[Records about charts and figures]

——

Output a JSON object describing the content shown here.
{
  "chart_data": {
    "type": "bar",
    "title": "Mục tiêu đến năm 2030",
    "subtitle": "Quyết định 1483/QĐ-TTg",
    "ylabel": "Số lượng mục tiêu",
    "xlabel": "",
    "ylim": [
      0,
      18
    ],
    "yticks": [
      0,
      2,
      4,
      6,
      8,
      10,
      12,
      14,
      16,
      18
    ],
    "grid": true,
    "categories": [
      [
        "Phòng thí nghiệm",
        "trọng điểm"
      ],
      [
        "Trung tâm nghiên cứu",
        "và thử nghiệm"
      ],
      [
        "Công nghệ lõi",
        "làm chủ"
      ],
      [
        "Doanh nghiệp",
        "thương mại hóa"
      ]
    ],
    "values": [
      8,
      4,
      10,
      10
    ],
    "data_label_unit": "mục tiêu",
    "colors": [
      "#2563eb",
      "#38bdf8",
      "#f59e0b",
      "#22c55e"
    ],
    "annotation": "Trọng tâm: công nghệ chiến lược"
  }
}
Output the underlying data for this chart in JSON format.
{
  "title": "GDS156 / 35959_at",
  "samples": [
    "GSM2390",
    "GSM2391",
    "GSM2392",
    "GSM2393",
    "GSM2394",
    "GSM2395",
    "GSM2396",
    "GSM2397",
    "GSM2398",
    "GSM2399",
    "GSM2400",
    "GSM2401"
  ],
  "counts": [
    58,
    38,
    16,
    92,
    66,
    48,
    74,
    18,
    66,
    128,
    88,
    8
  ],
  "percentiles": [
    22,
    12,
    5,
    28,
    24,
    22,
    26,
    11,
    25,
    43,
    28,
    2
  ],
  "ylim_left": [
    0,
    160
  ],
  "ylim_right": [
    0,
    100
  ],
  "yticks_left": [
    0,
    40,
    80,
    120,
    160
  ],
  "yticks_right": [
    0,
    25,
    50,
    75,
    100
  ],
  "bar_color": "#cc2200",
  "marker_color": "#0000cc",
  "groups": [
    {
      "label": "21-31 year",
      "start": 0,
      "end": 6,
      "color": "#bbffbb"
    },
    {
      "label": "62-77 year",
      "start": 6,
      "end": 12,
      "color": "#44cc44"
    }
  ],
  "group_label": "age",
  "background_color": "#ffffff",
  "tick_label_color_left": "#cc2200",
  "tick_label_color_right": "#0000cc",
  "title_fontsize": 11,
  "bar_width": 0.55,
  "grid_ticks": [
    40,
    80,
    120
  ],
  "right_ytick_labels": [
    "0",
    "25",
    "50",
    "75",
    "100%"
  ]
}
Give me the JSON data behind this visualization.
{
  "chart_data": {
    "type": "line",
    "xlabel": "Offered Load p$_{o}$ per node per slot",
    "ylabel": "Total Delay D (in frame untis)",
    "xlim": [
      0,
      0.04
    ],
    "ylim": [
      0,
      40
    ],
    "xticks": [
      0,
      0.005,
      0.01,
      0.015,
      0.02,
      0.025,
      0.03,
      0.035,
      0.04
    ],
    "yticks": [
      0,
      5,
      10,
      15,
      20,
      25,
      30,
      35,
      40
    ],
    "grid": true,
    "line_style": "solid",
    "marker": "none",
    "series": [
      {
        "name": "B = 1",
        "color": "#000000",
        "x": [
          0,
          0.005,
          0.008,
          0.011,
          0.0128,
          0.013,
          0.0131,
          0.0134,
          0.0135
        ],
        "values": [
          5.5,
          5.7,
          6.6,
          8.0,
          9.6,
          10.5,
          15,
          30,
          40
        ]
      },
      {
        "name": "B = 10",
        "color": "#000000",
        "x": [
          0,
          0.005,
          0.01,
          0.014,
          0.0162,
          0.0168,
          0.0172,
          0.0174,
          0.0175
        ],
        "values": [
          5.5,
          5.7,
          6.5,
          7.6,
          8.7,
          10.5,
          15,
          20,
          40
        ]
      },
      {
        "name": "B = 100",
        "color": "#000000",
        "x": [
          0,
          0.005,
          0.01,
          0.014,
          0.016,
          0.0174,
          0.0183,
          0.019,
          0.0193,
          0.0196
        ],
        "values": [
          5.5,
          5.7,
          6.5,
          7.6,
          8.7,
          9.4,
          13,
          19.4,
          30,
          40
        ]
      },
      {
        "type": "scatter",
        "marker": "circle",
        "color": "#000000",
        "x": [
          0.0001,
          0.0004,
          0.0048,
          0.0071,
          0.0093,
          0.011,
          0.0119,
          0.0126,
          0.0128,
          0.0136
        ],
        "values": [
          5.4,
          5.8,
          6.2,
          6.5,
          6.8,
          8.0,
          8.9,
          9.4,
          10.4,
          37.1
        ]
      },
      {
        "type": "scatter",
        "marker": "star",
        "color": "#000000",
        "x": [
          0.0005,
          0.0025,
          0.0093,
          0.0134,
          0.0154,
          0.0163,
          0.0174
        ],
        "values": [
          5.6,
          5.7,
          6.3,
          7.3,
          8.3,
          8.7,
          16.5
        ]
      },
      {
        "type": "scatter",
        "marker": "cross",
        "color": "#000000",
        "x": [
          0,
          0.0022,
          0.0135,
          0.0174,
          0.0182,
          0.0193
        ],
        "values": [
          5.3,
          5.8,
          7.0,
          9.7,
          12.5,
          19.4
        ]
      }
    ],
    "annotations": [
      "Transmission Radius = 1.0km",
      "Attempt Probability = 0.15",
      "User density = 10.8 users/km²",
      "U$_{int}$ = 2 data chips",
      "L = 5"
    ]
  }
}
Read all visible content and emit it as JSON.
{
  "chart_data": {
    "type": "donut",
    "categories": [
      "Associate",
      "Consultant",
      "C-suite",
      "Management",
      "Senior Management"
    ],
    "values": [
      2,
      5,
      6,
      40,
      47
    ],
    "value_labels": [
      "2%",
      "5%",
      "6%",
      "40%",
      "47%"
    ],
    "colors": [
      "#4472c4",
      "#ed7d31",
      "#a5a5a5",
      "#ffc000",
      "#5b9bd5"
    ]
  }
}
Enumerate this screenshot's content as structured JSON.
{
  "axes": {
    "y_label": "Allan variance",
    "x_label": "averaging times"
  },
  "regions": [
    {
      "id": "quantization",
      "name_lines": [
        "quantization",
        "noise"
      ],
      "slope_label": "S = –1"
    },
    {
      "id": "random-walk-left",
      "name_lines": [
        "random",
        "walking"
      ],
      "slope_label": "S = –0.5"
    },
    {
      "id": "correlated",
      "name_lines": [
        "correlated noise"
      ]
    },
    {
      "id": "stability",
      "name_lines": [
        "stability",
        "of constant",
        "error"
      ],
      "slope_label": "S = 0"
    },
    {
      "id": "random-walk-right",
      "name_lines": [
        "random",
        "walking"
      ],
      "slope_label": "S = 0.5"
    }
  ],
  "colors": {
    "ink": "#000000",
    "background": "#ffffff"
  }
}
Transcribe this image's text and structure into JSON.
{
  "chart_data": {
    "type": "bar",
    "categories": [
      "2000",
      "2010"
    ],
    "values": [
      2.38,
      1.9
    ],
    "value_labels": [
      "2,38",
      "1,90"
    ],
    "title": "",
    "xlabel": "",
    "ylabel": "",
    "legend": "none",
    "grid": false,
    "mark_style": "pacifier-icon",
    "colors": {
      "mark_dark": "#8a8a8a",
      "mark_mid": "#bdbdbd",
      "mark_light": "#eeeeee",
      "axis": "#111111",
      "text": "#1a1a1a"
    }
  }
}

——

* [Problem description] Give again only the lines of the material above that run from the one with "Transcribe this image's" through the end, both included, exactly as they appear.

* [Solution to this exercise]
Transcribe this image's text and structure into JSON.
{
  "chart_data": {
    "type": "bar",
    "categories": [
      "2000",
      "2010"
    ],
    "values": [
      2.38,
      1.9
    ],
    "value_labels": [
      "2,38",
      "1,90"
    ],
    "title": "",
    "xlabel": "",
    "ylabel": "",
    "legend": "none",
    "grid": false,
    "mark_style": "pacifier-icon",
    "colors": {
      "mark_dark": "#8a8a8a",
      "mark_mid": "#bdbdbd",
      "mark_light": "#eeeeee",
      "axis": "#111111",
      "text": "#1a1a1a"
    }
  }
}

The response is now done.